Saved entries
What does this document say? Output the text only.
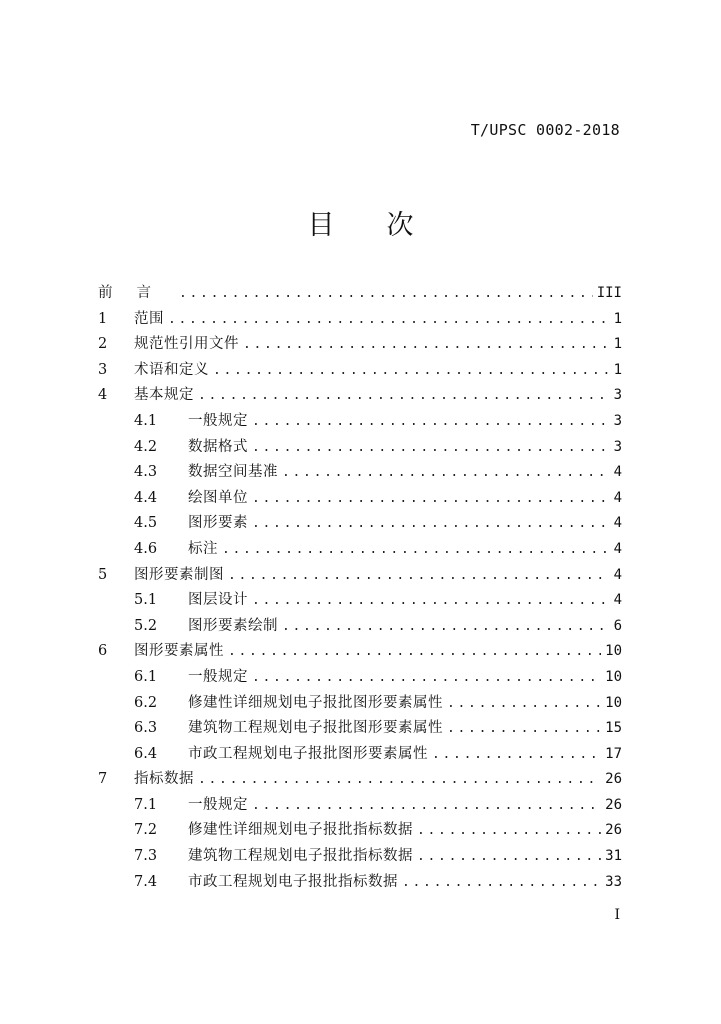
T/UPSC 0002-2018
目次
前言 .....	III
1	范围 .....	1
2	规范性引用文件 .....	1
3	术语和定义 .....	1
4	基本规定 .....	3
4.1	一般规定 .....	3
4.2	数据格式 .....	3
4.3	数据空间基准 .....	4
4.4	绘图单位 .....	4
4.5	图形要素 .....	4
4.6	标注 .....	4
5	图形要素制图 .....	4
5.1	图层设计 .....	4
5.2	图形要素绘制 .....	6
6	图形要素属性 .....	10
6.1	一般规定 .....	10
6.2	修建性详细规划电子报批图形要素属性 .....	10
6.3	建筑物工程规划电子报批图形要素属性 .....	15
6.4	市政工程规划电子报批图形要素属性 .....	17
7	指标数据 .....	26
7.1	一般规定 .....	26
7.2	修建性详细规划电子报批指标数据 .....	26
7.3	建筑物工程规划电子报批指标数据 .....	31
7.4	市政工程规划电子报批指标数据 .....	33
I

--

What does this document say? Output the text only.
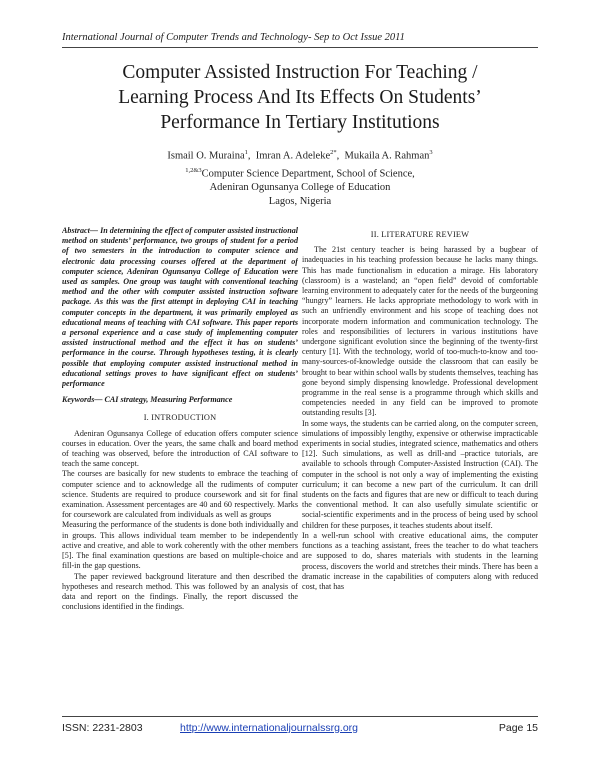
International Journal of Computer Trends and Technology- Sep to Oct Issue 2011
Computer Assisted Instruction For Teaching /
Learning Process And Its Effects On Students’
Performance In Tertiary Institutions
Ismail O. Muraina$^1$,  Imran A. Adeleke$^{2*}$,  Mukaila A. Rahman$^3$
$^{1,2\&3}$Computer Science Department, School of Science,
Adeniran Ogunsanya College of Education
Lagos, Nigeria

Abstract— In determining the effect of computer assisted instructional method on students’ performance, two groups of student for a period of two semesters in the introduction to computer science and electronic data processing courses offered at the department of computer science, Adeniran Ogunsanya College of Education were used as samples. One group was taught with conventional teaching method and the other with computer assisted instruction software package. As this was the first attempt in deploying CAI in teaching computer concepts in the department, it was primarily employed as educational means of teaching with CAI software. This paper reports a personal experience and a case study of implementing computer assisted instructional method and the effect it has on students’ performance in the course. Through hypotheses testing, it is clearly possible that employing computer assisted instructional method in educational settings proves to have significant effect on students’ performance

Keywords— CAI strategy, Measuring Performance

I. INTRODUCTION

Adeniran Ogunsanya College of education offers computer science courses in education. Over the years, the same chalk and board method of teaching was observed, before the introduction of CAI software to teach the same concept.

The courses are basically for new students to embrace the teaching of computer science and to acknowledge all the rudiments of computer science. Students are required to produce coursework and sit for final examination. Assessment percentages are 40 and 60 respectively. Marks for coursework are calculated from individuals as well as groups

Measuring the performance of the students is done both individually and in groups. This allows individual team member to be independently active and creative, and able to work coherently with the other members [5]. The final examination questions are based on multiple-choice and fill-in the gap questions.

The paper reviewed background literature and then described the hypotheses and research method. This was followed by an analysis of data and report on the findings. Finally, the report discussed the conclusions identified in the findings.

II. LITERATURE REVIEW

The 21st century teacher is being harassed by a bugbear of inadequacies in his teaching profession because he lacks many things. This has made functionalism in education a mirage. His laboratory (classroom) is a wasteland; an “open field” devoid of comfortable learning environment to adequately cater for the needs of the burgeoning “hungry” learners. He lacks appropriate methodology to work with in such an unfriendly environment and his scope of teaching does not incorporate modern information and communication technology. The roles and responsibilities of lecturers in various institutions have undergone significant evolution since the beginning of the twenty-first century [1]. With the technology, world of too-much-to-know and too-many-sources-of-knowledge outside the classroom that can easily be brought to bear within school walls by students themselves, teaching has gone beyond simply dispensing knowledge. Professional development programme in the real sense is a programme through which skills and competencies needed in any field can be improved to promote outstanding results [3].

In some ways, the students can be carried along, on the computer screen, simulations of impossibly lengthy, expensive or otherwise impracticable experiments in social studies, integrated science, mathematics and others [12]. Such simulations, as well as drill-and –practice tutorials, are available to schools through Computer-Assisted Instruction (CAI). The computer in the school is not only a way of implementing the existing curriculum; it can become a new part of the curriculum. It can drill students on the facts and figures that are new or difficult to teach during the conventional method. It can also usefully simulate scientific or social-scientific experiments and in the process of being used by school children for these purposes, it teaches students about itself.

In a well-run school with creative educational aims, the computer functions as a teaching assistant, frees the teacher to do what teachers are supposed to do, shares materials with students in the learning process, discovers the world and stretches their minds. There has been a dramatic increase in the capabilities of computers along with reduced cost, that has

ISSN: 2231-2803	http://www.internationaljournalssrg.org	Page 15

* * *

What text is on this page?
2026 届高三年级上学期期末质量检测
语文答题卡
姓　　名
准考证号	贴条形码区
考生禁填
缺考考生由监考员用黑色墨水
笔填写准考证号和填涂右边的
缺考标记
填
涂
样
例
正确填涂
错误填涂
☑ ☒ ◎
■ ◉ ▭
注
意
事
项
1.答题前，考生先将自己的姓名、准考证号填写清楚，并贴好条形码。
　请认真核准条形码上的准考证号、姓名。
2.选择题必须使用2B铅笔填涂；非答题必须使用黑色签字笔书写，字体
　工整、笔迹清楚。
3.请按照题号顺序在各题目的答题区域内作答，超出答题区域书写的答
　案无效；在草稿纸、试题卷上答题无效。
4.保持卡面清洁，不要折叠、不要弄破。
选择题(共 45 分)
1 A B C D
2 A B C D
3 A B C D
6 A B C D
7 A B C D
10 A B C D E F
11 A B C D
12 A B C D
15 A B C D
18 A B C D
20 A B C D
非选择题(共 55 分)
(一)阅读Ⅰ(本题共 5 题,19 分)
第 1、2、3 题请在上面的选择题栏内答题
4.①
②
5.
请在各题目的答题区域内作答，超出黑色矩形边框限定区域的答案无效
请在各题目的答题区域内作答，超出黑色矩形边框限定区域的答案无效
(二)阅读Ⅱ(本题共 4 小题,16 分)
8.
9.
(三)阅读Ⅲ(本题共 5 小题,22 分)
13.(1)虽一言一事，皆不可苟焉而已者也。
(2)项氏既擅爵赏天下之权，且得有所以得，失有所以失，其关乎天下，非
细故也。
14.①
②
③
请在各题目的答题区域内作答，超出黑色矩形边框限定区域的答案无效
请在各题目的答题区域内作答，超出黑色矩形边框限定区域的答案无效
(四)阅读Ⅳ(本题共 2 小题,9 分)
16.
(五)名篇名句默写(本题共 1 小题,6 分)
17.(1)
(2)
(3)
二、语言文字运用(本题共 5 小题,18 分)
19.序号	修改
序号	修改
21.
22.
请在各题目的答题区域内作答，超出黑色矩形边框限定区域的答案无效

* **Problem to work on**:
Select and copy every line of the material that holds the string "well".

* **Response**:
The courses are basically for new students to embrace the teaching of computer science and to acknowledge all the rudiments of computer science. Students are required to produce coursework and sit for final examination. Assessment percentages are 40 and 60 respectively. Marks for coursework are calculated from individuals as well as groups
In some ways, the students can be carried along, on the computer screen, simulations of impossibly lengthy, expensive or otherwise impracticable experiments in social studies, integrated science, mathematics and others [12]. Such simulations, as well as drill-and –practice tutorials, are available to schools through Computer-Assisted Instruction (CAI). The computer in the school is not only a way of implementing the existing curriculum; it can become a new part of the curriculum. It can drill students on the facts and figures that are new or difficult to teach during the conventional method. It can also usefully simulate scientific or social-scientific experiments and in the process of being used by school children for these purposes, it teaches students about itself.
In a well-run school with creative educational aims, the computer functions as a teaching assistant, frees the teacher to do what teachers are supposed to do, shares materials with students in the learning process, discovers the world and stretches their minds. There has been a dramatic increase in the capabilities of computers along with reduced cost, that has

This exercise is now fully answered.